(REQUIRED TASK): Select the lines below containing the word "нужд".

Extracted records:
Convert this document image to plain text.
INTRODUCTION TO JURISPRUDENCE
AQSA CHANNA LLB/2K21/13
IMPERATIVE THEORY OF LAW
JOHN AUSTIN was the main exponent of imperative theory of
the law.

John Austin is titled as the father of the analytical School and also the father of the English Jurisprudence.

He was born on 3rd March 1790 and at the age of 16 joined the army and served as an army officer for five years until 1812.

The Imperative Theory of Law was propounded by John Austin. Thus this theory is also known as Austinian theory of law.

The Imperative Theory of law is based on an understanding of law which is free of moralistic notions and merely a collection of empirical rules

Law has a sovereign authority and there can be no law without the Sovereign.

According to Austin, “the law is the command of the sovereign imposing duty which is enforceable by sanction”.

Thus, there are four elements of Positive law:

---

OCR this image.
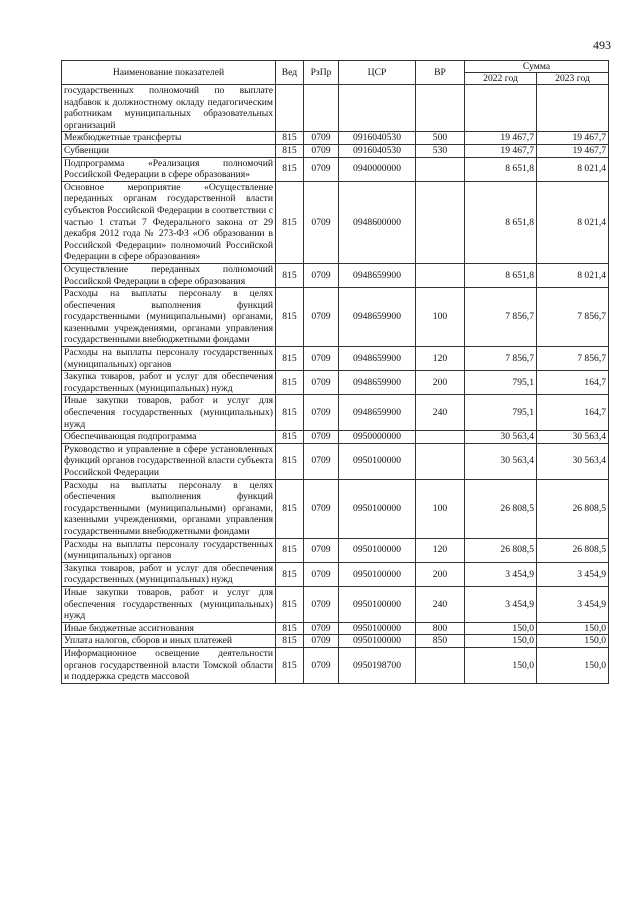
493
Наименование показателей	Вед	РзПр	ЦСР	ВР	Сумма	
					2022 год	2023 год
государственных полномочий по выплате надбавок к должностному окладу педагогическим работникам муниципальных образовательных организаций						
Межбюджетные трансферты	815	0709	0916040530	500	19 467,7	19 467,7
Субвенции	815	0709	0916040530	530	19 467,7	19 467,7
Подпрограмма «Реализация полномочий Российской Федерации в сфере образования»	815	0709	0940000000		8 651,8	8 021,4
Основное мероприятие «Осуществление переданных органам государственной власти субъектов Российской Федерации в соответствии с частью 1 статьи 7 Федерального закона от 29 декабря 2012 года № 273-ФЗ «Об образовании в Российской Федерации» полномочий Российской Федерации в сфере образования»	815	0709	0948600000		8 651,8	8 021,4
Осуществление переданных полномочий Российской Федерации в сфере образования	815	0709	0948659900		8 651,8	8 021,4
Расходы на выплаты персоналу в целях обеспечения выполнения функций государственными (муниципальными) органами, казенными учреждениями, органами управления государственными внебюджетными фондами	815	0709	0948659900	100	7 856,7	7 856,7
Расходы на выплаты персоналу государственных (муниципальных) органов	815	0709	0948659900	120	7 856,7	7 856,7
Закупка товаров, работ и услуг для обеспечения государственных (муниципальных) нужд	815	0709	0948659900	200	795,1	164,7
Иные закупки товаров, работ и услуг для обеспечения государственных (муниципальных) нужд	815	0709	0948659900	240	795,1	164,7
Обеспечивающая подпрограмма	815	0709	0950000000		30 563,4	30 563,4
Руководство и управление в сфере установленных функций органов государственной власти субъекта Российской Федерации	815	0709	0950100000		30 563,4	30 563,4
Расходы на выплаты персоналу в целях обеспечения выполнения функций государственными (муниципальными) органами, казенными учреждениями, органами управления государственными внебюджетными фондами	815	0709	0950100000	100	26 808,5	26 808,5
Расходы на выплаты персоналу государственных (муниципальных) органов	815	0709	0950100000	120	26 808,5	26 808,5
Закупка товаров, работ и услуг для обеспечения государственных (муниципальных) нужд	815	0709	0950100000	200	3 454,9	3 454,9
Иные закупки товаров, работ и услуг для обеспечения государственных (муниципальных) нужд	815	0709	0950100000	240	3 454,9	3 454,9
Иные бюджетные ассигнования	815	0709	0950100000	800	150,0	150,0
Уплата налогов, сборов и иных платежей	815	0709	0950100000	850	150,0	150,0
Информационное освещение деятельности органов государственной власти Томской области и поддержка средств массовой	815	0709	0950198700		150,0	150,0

==

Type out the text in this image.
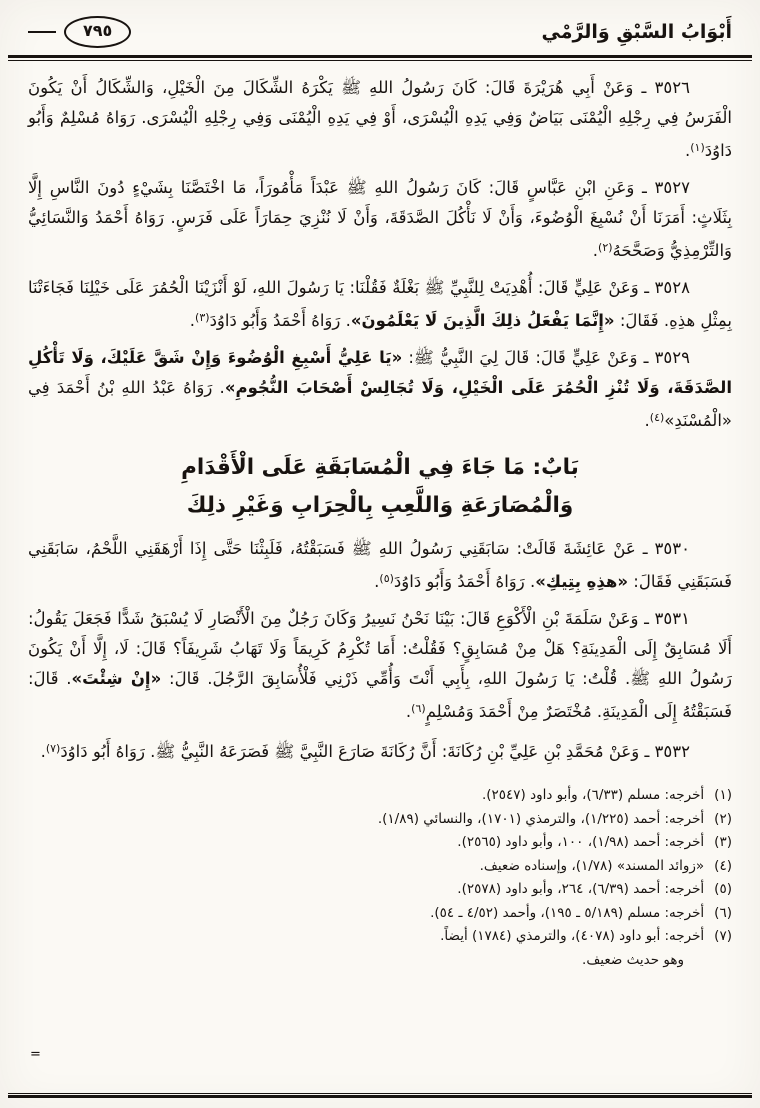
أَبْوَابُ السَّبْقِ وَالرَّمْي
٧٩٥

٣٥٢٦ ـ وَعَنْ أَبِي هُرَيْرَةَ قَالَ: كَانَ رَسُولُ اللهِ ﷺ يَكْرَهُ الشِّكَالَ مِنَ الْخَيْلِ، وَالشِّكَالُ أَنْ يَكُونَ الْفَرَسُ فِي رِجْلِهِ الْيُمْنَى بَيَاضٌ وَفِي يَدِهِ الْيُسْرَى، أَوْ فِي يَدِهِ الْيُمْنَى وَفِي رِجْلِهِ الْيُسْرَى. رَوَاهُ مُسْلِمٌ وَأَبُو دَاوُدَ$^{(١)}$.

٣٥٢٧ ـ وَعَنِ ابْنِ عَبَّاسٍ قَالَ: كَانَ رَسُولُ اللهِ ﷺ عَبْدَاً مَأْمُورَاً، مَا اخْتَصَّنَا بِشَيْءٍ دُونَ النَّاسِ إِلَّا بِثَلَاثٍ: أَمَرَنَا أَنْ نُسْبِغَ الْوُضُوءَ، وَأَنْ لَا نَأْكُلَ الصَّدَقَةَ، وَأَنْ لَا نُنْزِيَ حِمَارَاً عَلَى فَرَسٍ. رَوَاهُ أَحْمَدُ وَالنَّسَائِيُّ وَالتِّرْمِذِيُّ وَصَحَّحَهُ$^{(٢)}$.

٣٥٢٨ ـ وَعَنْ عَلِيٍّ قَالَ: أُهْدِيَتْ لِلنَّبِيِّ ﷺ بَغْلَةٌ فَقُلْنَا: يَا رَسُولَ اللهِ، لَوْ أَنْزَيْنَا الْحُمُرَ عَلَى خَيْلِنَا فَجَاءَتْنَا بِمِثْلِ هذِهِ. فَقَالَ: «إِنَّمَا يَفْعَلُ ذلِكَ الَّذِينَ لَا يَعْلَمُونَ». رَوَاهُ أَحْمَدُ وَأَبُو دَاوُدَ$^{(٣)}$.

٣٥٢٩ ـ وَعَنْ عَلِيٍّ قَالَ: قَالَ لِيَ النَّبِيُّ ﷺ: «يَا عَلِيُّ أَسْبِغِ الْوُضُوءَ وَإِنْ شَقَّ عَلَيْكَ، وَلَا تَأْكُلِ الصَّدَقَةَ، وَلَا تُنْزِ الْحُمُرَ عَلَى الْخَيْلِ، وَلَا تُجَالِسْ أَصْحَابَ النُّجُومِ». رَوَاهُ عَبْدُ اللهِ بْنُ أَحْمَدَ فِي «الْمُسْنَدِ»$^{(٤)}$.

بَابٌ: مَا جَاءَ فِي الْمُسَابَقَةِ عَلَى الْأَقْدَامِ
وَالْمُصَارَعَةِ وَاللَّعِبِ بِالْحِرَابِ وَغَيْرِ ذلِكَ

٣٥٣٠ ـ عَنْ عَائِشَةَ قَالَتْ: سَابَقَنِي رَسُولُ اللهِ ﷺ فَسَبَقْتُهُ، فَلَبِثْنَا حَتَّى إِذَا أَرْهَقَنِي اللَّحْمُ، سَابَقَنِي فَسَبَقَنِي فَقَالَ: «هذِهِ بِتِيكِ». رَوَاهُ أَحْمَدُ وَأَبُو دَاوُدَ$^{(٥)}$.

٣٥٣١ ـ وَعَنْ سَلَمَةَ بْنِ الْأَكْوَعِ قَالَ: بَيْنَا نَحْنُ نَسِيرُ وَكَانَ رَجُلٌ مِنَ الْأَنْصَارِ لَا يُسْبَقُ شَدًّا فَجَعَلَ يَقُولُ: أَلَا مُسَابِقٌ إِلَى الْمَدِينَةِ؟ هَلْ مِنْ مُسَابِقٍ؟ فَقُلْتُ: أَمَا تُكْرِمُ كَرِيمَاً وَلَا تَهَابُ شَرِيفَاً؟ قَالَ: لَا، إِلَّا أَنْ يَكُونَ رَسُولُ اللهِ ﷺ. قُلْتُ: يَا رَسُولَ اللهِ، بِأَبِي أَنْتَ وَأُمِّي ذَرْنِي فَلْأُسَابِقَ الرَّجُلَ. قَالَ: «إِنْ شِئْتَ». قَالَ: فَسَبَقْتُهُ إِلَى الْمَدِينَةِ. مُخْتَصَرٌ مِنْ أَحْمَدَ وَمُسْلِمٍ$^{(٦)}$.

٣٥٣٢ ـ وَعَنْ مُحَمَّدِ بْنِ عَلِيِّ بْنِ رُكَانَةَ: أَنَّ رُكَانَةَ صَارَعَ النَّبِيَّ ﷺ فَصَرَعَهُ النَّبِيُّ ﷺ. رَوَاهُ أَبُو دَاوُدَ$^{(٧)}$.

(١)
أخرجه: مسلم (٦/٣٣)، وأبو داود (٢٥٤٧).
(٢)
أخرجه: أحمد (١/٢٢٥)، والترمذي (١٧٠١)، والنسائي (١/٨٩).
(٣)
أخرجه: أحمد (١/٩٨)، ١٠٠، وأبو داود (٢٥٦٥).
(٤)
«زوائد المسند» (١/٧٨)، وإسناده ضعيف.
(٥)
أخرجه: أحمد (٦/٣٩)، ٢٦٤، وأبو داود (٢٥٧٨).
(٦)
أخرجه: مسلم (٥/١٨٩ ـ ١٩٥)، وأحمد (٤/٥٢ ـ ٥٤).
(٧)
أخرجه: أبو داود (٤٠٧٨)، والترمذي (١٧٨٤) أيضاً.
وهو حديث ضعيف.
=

(RIGHT ANSWER):
Закупка товаров, работ и услуг для обеспечения государственных (муниципальных) нужд	815	0709	0948659900	200	795,1	164,7
Иные закупки товаров, работ и услуг для обеспечения государственных (муниципальных) нужд	815	0709	0948659900	240	795,1	164,7
Закупка товаров, работ и услуг для обеспечения государственных (муниципальных) нужд	815	0709	0950100000	200	3 454,9	3 454,9
Иные закупки товаров, работ и услуг для обеспечения государственных (муниципальных) нужд	815	0709	0950100000	240	3 454,9	3 454,9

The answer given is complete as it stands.